[Stored data entries]
# # # # #

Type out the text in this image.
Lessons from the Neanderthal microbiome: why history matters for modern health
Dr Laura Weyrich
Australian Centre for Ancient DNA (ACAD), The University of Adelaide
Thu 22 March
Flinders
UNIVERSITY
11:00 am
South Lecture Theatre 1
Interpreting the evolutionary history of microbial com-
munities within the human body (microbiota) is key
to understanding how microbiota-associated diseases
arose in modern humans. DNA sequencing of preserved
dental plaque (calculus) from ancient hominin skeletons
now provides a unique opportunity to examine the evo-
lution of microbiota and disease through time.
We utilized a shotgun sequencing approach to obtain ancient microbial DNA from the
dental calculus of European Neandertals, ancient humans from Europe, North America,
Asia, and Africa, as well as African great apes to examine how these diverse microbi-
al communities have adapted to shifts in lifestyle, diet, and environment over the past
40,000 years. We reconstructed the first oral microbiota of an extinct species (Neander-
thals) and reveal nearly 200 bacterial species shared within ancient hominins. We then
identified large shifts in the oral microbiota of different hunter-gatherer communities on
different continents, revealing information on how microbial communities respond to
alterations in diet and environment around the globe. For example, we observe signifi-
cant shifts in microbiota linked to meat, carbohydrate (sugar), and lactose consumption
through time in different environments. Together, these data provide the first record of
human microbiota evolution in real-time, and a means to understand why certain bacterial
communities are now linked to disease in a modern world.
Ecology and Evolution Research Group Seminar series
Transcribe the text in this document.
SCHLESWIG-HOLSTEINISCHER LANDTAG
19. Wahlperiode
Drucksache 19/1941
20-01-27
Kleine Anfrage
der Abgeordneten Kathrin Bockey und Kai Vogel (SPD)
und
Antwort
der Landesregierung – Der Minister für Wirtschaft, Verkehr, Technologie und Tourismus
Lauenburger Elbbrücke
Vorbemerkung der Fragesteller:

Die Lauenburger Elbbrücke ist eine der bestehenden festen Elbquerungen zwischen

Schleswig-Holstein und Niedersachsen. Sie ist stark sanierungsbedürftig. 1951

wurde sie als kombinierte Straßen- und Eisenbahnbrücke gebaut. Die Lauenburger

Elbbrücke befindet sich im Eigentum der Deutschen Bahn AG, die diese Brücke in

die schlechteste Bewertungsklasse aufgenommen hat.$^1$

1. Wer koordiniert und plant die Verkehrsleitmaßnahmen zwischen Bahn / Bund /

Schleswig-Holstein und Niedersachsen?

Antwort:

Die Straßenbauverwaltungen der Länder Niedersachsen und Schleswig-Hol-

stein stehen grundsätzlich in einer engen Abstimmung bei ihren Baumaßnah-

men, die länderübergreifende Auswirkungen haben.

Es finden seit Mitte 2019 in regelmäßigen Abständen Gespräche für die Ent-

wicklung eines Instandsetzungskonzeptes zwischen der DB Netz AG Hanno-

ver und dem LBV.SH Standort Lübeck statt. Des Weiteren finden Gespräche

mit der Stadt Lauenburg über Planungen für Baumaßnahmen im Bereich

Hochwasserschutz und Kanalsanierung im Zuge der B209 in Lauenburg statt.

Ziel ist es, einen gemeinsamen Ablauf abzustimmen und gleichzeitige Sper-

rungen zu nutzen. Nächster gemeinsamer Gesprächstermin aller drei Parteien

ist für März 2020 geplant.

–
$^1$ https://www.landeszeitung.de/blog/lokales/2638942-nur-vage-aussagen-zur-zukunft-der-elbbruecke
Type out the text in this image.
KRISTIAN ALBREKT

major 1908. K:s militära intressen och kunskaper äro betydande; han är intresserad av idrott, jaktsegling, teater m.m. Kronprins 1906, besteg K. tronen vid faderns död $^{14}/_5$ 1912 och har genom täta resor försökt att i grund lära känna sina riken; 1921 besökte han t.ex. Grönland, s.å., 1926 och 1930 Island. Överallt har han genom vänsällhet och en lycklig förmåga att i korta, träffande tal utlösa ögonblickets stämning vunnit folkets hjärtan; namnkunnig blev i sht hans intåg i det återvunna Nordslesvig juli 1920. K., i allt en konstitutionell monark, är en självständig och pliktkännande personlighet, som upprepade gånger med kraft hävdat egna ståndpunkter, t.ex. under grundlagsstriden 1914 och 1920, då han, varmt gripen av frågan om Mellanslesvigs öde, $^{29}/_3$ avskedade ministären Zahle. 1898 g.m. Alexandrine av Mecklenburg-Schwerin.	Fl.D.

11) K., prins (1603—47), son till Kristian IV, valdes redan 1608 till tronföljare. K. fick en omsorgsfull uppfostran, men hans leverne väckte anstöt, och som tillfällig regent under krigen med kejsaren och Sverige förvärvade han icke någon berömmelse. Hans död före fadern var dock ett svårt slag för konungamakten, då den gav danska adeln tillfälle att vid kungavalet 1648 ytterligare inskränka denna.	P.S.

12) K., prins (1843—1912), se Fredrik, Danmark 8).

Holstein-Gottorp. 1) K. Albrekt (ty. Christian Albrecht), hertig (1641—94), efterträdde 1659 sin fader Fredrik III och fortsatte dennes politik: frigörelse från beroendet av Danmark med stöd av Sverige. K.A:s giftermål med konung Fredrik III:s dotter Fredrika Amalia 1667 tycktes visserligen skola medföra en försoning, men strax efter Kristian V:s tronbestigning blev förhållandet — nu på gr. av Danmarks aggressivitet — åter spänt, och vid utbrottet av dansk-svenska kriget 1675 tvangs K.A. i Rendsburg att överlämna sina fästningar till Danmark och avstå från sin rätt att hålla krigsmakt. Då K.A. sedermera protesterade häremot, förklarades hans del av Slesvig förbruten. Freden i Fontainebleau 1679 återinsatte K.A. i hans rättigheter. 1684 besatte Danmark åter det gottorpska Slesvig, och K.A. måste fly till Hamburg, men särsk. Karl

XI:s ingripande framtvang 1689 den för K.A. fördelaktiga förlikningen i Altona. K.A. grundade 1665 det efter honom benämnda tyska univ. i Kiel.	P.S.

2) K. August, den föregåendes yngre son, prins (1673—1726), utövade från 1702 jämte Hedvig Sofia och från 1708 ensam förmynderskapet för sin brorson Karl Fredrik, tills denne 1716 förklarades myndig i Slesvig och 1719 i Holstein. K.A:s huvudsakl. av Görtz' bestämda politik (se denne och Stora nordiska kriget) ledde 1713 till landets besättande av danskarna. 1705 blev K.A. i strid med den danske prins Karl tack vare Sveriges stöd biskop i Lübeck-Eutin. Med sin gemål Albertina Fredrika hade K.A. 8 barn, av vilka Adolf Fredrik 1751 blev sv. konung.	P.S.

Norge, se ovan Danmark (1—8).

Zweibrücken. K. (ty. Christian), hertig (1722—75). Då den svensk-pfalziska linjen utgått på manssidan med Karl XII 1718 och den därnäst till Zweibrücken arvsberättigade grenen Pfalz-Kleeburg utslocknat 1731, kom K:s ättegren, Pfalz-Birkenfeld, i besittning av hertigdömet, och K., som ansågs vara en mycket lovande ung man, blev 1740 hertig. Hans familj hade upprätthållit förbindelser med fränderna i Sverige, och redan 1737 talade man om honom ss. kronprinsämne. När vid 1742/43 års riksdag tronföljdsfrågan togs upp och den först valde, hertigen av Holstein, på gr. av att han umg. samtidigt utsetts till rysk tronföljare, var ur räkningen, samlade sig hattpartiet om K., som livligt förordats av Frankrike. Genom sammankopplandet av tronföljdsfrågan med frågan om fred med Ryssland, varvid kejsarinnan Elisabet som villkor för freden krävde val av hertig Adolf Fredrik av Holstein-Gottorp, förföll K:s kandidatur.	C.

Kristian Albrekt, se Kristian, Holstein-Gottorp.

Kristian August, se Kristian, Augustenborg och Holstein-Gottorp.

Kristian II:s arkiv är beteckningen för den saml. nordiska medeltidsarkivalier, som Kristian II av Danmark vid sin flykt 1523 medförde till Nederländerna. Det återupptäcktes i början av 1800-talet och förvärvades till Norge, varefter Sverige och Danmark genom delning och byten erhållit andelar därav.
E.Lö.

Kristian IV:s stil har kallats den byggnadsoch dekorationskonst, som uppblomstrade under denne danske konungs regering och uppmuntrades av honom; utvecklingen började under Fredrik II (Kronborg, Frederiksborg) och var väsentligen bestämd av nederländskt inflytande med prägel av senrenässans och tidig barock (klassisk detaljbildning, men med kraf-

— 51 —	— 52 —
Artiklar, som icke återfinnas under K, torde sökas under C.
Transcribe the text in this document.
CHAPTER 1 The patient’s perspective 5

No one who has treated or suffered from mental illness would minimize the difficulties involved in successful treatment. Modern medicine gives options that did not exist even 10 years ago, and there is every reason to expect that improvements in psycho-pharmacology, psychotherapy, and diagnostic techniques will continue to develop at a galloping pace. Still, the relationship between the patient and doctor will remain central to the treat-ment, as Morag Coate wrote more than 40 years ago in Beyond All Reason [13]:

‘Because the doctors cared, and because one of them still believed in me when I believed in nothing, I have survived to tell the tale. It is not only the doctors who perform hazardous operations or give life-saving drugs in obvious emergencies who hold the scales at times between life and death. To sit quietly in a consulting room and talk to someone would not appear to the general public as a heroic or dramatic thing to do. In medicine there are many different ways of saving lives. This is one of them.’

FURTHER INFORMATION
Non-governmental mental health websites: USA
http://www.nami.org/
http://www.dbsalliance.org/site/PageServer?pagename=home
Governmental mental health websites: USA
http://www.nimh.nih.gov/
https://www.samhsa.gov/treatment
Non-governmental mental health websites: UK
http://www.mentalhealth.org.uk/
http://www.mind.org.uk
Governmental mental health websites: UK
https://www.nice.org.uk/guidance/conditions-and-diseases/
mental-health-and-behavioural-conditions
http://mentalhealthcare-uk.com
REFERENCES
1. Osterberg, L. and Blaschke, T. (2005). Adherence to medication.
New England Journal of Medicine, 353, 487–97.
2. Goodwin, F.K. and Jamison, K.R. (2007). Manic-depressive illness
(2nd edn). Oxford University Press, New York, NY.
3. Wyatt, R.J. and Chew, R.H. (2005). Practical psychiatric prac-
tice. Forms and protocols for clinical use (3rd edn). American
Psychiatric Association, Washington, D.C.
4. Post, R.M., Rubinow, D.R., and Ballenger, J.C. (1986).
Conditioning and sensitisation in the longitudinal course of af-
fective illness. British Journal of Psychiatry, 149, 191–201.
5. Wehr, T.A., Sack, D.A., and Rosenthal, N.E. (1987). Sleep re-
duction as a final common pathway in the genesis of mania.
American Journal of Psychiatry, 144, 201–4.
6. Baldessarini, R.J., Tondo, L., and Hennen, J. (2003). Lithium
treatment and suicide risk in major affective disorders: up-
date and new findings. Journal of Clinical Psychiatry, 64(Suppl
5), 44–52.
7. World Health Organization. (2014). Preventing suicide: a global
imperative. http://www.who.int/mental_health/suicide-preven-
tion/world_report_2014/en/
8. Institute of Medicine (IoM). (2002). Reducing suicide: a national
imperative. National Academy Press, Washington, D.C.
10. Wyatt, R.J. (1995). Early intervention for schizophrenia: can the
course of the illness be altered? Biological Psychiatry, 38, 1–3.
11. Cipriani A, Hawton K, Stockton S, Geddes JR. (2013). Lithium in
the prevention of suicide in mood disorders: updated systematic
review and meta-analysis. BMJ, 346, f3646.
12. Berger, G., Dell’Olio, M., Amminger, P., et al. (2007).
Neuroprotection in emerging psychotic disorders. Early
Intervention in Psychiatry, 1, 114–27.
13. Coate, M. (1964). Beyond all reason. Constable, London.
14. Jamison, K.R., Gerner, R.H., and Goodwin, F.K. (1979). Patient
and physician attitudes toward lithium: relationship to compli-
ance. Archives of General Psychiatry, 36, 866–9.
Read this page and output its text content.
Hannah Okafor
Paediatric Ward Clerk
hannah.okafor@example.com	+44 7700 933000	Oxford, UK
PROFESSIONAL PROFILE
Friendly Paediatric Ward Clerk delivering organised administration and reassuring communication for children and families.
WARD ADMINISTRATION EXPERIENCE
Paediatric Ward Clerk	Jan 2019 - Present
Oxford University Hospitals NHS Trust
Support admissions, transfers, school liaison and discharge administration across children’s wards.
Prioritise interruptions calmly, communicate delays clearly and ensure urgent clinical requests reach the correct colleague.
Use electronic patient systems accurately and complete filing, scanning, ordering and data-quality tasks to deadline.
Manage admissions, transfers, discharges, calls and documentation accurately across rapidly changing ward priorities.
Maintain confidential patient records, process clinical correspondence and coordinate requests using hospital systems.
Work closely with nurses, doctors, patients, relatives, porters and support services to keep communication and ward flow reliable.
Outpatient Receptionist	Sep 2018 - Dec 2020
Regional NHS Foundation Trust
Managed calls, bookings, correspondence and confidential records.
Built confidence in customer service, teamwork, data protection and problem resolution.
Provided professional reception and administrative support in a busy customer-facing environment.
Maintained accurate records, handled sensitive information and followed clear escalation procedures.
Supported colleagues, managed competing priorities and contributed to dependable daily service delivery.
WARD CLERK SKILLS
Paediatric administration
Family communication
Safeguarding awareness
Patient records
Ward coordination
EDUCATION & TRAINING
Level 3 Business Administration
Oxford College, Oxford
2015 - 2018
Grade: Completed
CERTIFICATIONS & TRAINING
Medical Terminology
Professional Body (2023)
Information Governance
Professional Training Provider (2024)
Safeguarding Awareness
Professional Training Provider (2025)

# # # # #

[What is expected] Search the data above for the string "Lübeck" and return every line that has it.

[Answer section]
ver und dem LBV.SH Standort Lübeck statt. Des Weiteren finden Gespräche
2) K. August, den föregåendes yngre son, prins (1673—1726), utövade från 1702 jämte Hedvig Sofia och från 1708 ensam förmynderskapet för sin brorson Karl Fredrik, tills denne 1716 förklarades myndig i Slesvig och 1719 i Holstein. K.A:s huvudsakl. av Görtz' bestämda politik (se denne och Stora nordiska kriget) ledde 1713 till landets besättande av danskarna. 1705 blev K.A. i strid med den danske prins Karl tack vare Sveriges stöd biskop i Lübeck-Eutin. Med sin gemål Albertina Fredrika hade K.A. 8 barn, av vilka Adolf Fredrik 1751 blev sv. konung.	P.S.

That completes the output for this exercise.